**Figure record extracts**
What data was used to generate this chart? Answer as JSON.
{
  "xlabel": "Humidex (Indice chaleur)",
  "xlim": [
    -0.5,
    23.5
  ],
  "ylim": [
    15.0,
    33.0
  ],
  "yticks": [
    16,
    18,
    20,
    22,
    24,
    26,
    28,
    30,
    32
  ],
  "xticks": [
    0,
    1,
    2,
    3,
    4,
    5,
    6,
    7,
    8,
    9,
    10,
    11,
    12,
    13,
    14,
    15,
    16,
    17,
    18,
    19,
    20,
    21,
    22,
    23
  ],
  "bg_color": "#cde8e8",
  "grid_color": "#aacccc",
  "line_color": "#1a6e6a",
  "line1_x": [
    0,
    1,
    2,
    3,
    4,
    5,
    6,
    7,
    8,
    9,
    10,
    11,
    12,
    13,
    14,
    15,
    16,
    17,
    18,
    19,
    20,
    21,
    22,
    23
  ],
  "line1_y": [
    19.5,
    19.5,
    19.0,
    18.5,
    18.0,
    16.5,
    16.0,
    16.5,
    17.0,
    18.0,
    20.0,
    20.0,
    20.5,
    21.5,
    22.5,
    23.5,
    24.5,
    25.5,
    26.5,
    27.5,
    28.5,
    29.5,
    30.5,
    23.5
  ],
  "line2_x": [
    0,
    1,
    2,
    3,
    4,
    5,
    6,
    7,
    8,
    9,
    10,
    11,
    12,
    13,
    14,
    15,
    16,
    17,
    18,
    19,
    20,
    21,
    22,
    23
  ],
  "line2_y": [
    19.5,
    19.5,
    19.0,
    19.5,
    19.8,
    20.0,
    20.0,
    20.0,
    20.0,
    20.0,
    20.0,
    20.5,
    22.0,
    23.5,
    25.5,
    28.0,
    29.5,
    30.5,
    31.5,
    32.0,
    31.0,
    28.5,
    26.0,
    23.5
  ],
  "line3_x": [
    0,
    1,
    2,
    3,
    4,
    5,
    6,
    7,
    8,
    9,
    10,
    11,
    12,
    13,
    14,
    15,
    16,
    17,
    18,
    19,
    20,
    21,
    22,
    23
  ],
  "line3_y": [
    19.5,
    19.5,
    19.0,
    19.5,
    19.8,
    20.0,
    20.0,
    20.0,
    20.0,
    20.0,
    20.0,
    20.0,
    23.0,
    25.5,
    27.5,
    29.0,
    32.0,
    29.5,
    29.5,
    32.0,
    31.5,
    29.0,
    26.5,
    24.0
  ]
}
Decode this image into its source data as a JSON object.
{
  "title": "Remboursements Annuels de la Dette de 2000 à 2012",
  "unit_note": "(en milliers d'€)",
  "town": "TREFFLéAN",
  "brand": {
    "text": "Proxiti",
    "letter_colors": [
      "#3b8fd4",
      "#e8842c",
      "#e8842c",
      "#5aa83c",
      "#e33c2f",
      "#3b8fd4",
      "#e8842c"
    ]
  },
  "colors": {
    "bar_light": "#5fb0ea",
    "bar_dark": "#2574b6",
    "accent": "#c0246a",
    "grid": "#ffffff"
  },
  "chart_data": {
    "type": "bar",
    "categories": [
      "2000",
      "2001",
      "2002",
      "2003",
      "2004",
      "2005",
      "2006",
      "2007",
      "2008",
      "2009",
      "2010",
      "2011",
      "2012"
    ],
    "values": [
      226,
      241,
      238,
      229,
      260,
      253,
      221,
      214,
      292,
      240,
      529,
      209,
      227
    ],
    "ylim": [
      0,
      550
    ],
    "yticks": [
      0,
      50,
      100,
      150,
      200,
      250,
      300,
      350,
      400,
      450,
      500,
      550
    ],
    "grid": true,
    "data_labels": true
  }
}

**Task**
Write out every entry above, word for word.

**Exercise output**
What data was used to generate this chart? Answer as JSON.
{
  "xlabel": "Humidex (Indice chaleur)",
  "xlim": [
    -0.5,
    23.5
  ],
  "ylim": [
    15.0,
    33.0
  ],
  "yticks": [
    16,
    18,
    20,
    22,
    24,
    26,
    28,
    30,
    32
  ],
  "xticks": [
    0,
    1,
    2,
    3,
    4,
    5,
    6,
    7,
    8,
    9,
    10,
    11,
    12,
    13,
    14,
    15,
    16,
    17,
    18,
    19,
    20,
    21,
    22,
    23
  ],
  "bg_color": "#cde8e8",
  "grid_color": "#aacccc",
  "line_color": "#1a6e6a",
  "line1_x": [
    0,
    1,
    2,
    3,
    4,
    5,
    6,
    7,
    8,
    9,
    10,
    11,
    12,
    13,
    14,
    15,
    16,
    17,
    18,
    19,
    20,
    21,
    22,
    23
  ],
  "line1_y": [
    19.5,
    19.5,
    19.0,
    18.5,
    18.0,
    16.5,
    16.0,
    16.5,
    17.0,
    18.0,
    20.0,
    20.0,
    20.5,
    21.5,
    22.5,
    23.5,
    24.5,
    25.5,
    26.5,
    27.5,
    28.5,
    29.5,
    30.5,
    23.5
  ],
  "line2_x": [
    0,
    1,
    2,
    3,
    4,
    5,
    6,
    7,
    8,
    9,
    10,
    11,
    12,
    13,
    14,
    15,
    16,
    17,
    18,
    19,
    20,
    21,
    22,
    23
  ],
  "line2_y": [
    19.5,
    19.5,
    19.0,
    19.5,
    19.8,
    20.0,
    20.0,
    20.0,
    20.0,
    20.0,
    20.0,
    20.5,
    22.0,
    23.5,
    25.5,
    28.0,
    29.5,
    30.5,
    31.5,
    32.0,
    31.0,
    28.5,
    26.0,
    23.5
  ],
  "line3_x": [
    0,
    1,
    2,
    3,
    4,
    5,
    6,
    7,
    8,
    9,
    10,
    11,
    12,
    13,
    14,
    15,
    16,
    17,
    18,
    19,
    20,
    21,
    22,
    23
  ],
  "line3_y": [
    19.5,
    19.5,
    19.0,
    19.5,
    19.8,
    20.0,
    20.0,
    20.0,
    20.0,
    20.0,
    20.0,
    20.0,
    23.0,
    25.5,
    27.5,
    29.0,
    32.0,
    29.5,
    29.5,
    32.0,
    31.5,
    29.0,
    26.5,
    24.0
  ]
}
Decode this image into its source data as a JSON object.
{
  "title": "Remboursements Annuels de la Dette de 2000 à 2012",
  "unit_note": "(en milliers d'€)",
  "town": "TREFFLéAN",
  "brand": {
    "text": "Proxiti",
    "letter_colors": [
      "#3b8fd4",
      "#e8842c",
      "#e8842c",
      "#5aa83c",
      "#e33c2f",
      "#3b8fd4",
      "#e8842c"
    ]
  },
  "colors": {
    "bar_light": "#5fb0ea",
    "bar_dark": "#2574b6",
    "accent": "#c0246a",
    "grid": "#ffffff"
  },
  "chart_data": {
    "type": "bar",
    "categories": [
      "2000",
      "2001",
      "2002",
      "2003",
      "2004",
      "2005",
      "2006",
      "2007",
      "2008",
      "2009",
      "2010",
      "2011",
      "2012"
    ],
    "values": [
      226,
      241,
      238,
      229,
      260,
      253,
      221,
      214,
      292,
      240,
      529,
      209,
      227
    ],
    "ylim": [
      0,
      550
    ],
    "yticks": [
      0,
      50,
      100,
      150,
      200,
      250,
      300,
      350,
      400,
      450,
      500,
      550
    ],
    "grid": true,
    "data_labels": true
  }
}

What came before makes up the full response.